▸ Source extract
——

I am computing the Fourier series of
$$f(x)=\sin\frac{\pi x}{L}.$$
The Fourier series of a piecewise smooth function $f(x)$ defined on the interval $-L\leq x\leq L$ is given by
$$f(x)\sim a_0+\sum_{n=1}^{\infty}a_n\cos\frac{n\pi x}{L}+\sum_{n=1}^{\infty}b_n\sin\frac{n\pi x}{L},$$
where
$$\begin{align}
a_0&=\frac{1}{2L}\int_{-L}^{L}f(x)\,dx,\\
a_n&=\frac{1}{L}\int_{-L}^{L}f(x)\cos\frac{n\pi x}{L}\,dx,\\
b_n&=\frac{1}{L}\int_{-L}^{L}f(x)\sin\frac{n\pi x}{L}\,dx.\\
\end{align}$$
Since $f$ is an odd function, we have that both $a_0$ and $a_n$ are equal to zero. However, $b_n$ is the integral of an even function. Hence
$$
b_n=\frac{2}{L}\int_{0}^{L}f(x)\sin\frac{n\pi x}{L}\,dx.\tag{1}
$$
But it turns out that $(1)$ is equal to zero, because
$$
b_n=\frac{2L\sin(n\pi)}{\pi(1-n^2)}=0,\qquad n\in\mathbb{N}.

——

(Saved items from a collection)

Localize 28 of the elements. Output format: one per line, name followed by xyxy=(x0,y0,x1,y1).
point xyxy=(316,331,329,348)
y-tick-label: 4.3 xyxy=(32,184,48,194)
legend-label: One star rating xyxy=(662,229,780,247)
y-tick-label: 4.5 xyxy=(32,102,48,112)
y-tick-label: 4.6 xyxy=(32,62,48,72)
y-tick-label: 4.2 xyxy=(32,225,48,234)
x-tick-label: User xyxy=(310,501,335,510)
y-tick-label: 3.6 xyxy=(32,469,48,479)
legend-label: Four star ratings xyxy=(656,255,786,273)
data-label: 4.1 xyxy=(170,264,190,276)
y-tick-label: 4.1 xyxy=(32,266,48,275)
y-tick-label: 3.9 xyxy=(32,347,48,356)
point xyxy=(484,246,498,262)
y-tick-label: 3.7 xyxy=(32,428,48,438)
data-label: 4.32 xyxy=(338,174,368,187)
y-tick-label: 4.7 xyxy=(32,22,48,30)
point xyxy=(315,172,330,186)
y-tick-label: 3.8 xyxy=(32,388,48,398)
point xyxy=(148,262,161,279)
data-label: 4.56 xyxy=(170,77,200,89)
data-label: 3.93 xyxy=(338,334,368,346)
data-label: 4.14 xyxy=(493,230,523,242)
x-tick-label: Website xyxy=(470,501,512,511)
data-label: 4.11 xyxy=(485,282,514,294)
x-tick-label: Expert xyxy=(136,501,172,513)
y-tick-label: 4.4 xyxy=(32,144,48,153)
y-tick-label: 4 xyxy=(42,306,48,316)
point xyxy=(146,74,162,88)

——

▸ Given instruction A
Copy out the whole Fourier series post word for word, every line and formula included.
▸ Given instruction B
Give the records as a Markdown table, from the first line of the records through the line containing "y-tick-label: 4.7 xyxy=(32,22,48,30)", skipping blank lines. Use the columns "Row" for the row number and "Line" for the line.

▸ Worked solution A
I am computing the Fourier series of
$$f(x)=\sin\frac{\pi x}{L}.$$
The Fourier series of a piecewise smooth function $f(x)$ defined on the interval $-L\leq x\leq L$ is given by
$$f(x)\sim a_0+\sum_{n=1}^{\infty}a_n\cos\frac{n\pi x}{L}+\sum_{n=1}^{\infty}b_n\sin\frac{n\pi x}{L},$$
where
$$\begin{align}
a_0&=\frac{1}{2L}\int_{-L}^{L}f(x)\,dx,\\
a_n&=\frac{1}{L}\int_{-L}^{L}f(x)\cos\frac{n\pi x}{L}\,dx,\\
b_n&=\frac{1}{L}\int_{-L}^{L}f(x)\sin\frac{n\pi x}{L}\,dx.\\
\end{align}$$
Since $f$ is an odd function, we have that both $a_0$ and $a_n$ are equal to zero. However, $b_n$ is the integral of an even function. Hence
$$
b_n=\frac{2}{L}\int_{0}^{L}f(x)\sin\frac{n\pi x}{L}\,dx.\tag{1}
$$
But it turns out that $(1)$ is equal to zero, because
$$
b_n=\frac{2L\sin(n\pi)}{\pi(1-n^2)}=0,\qquad n\in\mathbb{N}.

▸ Worked solution B
| Row | Line |
|---|---|
| 1 | Localize 28 of the elements. Output format: one per line, name followed by xyxy=(x0,y0,x1,y1). |
| 2 | point xyxy=(316,331,329,348) |
| 3 | y-tick-label: 4.3 xyxy=(32,184,48,194) |
| 4 | legend-label: One star rating xyxy=(662,229,780,247) |
| 5 | y-tick-label: 4.5 xyxy=(32,102,48,112) |
| 6 | y-tick-label: 4.6 xyxy=(32,62,48,72) |
| 7 | y-tick-label: 4.2 xyxy=(32,225,48,234) |
| 8 | x-tick-label: User xyxy=(310,501,335,510) |
| 9 | y-tick-label: 3.6 xyxy=(32,469,48,479) |
| 10 | legend-label: Four star ratings xyxy=(656,255,786,273) |
| 11 | data-label: 4.1 xyxy=(170,264,190,276) |
| 12 | y-tick-label: 4.1 xyxy=(32,266,48,275) |
| 13 | y-tick-label: 3.9 xyxy=(32,347,48,356) |
| 14 | point xyxy=(484,246,498,262) |
| 15 | y-tick-label: 3.7 xyxy=(32,428,48,438) |
| 16 | data-label: 4.32 xyxy=(338,174,368,187) |
| 17 | y-tick-label: 4.7 xyxy=(32,22,48,30) |